**Tasks**
A: Set down the stretch of the Rollerball thread from "http://uk.imdb.com/Title?0246894" through "(Jun 15, 2001)" word for word.
B: Extract the stretch of the entries from their start through the line containing "legend-swatch-no <box>976 352 990 366</box>", reproducing each line exactly.

**Excerpted passage**
#####

# Rollerball (1975)



## Dave (Mar 23, 2001)

Rollerball (1975) 129 minutes. 

Directed by Norman Jewison  

Writing credits William Harrison  

http://uk.imdb.com/Title?0073631

The year is 2018. Countries no longer exist and the world is ruled by large corporations such as Energy and Food. There is no crime and there are no more wars. A ultra-violent futuristic game known as Rollerball is now the recreational sport of the world. It controls the populace by demonstrating the futility of individuality, since no one can ever become good enough at it to become a star. It also gives a vent for the violent tendencies and anti-social feelings of the masses. The defending championship team, the Houston team, led by the determined ten-year veteran Johnathan E., are looking to repeat as champions. However, Bartholomew, the sinister corporate head, wants Johnathan to retire, even though he is the most respected athlete of his time. Johnathan's rebellious quest will not come out with complications, both for him and his teammates, after he decides to continue playing despite Bartholomew's threats.

A one-point parable, and an obvious one at that. The game sequences are good and the ideas are interesting, and before their time, but some of the rest of the dialogue and action is boring. The game itself is rather confusing, the rules are never explained. Stretched out to over two hours of violence it becomes unlikeable.

Interesting that they still listen to the Rolling Stones 'Satisfaction' in 2018.


----------



## Dave (Apr 5, 2001)

*Rollerball (2001).*

Not another remake! Jean Reno is the 'Rollerball' Heavy.

Jean Reno (co-star of John McTiernan's upcoming Rollerball remake) told SCI FI Wire that his character is hero Chris Klein's nemesis. "I'm the villain," Reno said during a press tour to promote his new fantasy film Just Visiting. "[He] is a crazy guy (a monster) owning the rights, owning the teams, owning lives. And having the possibility to kill you."

Reno co-stars with Klein, X-Men's Rebecca Romijn-Stamos and LL Cool J in the remake of Norman Jewison's 1975 SF movie of the same name. Reno said he was attracted to the SF film (about a shadowy league of motorcycle-riding skaters) by the chance to work with the Die Hard director, whom he described as a "very good director, very good guy."

Primary filming on Rollerball has been completed, but the tentative August release date could be pushed back by the impending writer's union strike.

http://uk.imdb.com/Title?0246894

Credited cast overview: 
Chris Klein ....  Jonathan Cross  
Jean Reno ....  Alexi Petrovich  
LL Cool J ....  Marcus Ridley  
Rebecca Romijn-Stamos ....  Aurora


----------



## Dave (Jun 15, 2001)

*Jewison Blasts New Rollerball*

Norman Jewison, who directed 1975's cult SF movie Rollerball, told the New York Post that John McTiernan's upcoming remake glorifies violence, which he satirized in the original. "They sent me a script to see if I was interested in directing," Jewison told the newspaper. "But I passed on it, because it was clear they were embracing the violence, which I used in the original to comment on the activities of multinational corporations."

Jewison added, "They've invited me to a screening, but I'm not sure I even want to see it." The remake stars Chris Klein and takes place in the near future, where the organizers of a violent arena sport use deaths to boost TV ratings, the Post reported. The new Rollerball opens August 17th. 2001


----------



## Koala (Oct 6, 2001)

#####

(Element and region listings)
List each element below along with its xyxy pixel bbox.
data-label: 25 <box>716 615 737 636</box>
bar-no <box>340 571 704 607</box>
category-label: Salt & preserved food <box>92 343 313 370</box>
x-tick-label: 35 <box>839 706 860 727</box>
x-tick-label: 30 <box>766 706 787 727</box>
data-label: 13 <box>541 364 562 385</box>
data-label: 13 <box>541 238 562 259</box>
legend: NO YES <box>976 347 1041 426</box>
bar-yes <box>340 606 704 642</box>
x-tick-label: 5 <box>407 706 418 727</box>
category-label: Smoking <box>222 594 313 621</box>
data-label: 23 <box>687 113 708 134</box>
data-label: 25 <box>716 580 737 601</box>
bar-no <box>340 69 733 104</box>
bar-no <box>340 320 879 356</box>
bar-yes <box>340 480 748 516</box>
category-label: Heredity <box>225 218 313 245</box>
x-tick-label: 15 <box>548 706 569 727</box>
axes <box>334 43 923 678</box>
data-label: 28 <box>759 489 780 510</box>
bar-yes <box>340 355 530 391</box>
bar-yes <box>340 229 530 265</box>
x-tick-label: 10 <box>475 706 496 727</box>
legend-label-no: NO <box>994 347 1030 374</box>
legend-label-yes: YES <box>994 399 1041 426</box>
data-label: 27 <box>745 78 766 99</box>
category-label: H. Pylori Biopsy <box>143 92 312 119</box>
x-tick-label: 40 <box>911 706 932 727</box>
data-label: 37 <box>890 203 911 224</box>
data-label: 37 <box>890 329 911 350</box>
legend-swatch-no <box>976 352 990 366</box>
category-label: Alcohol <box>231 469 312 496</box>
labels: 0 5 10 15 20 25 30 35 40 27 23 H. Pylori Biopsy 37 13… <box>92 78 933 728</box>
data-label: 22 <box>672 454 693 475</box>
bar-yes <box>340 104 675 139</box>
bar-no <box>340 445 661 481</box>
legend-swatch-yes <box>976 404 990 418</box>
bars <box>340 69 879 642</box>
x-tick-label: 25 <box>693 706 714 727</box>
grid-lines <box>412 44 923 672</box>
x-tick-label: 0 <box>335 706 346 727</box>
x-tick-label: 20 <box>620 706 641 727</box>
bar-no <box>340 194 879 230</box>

#####

**Answers for the tasks**
A:
http://uk.imdb.com/Title?0246894

Credited cast overview: 
Chris Klein ....  Jonathan Cross  
Jean Reno ....  Alexi Petrovich  
LL Cool J ....  Marcus Ridley  
Rebecca Romijn-Stamos ....  Aurora


----------



## Dave (Jun 15, 2001)

B:
List each element below along with its xyxy pixel bbox.
data-label: 25 <box>716 615 737 636</box>
bar-no <box>340 571 704 607</box>
category-label: Salt & preserved food <box>92 343 313 370</box>
x-tick-label: 35 <box>839 706 860 727</box>
x-tick-label: 30 <box>766 706 787 727</box>
data-label: 13 <box>541 364 562 385</box>
data-label: 13 <box>541 238 562 259</box>
legend: NO YES <box>976 347 1041 426</box>
bar-yes <box>340 606 704 642</box>
x-tick-label: 5 <box>407 706 418 727</box>
category-label: Smoking <box>222 594 313 621</box>
data-label: 23 <box>687 113 708 134</box>
data-label: 25 <box>716 580 737 601</box>
bar-no <box>340 69 733 104</box>
bar-no <box>340 320 879 356</box>
bar-yes <box>340 480 748 516</box>
category-label: Heredity <box>225 218 313 245</box>
x-tick-label: 15 <box>548 706 569 727</box>
axes <box>334 43 923 678</box>
data-label: 28 <box>759 489 780 510</box>
bar-yes <box>340 355 530 391</box>
bar-yes <box>340 229 530 265</box>
x-tick-label: 10 <box>475 706 496 727</box>
legend-label-no: NO <box>994 347 1030 374</box>
legend-label-yes: YES <box>994 399 1041 426</box>
data-label: 27 <box>745 78 766 99</box>
category-label: H. Pylori Biopsy <box>143 92 312 119</box>
x-tick-label: 40 <box>911 706 932 727</box>
data-label: 37 <box>890 203 911 224</box>
data-label: 37 <box>890 329 911 350</box>
legend-swatch-no <box>976 352 990 366</box>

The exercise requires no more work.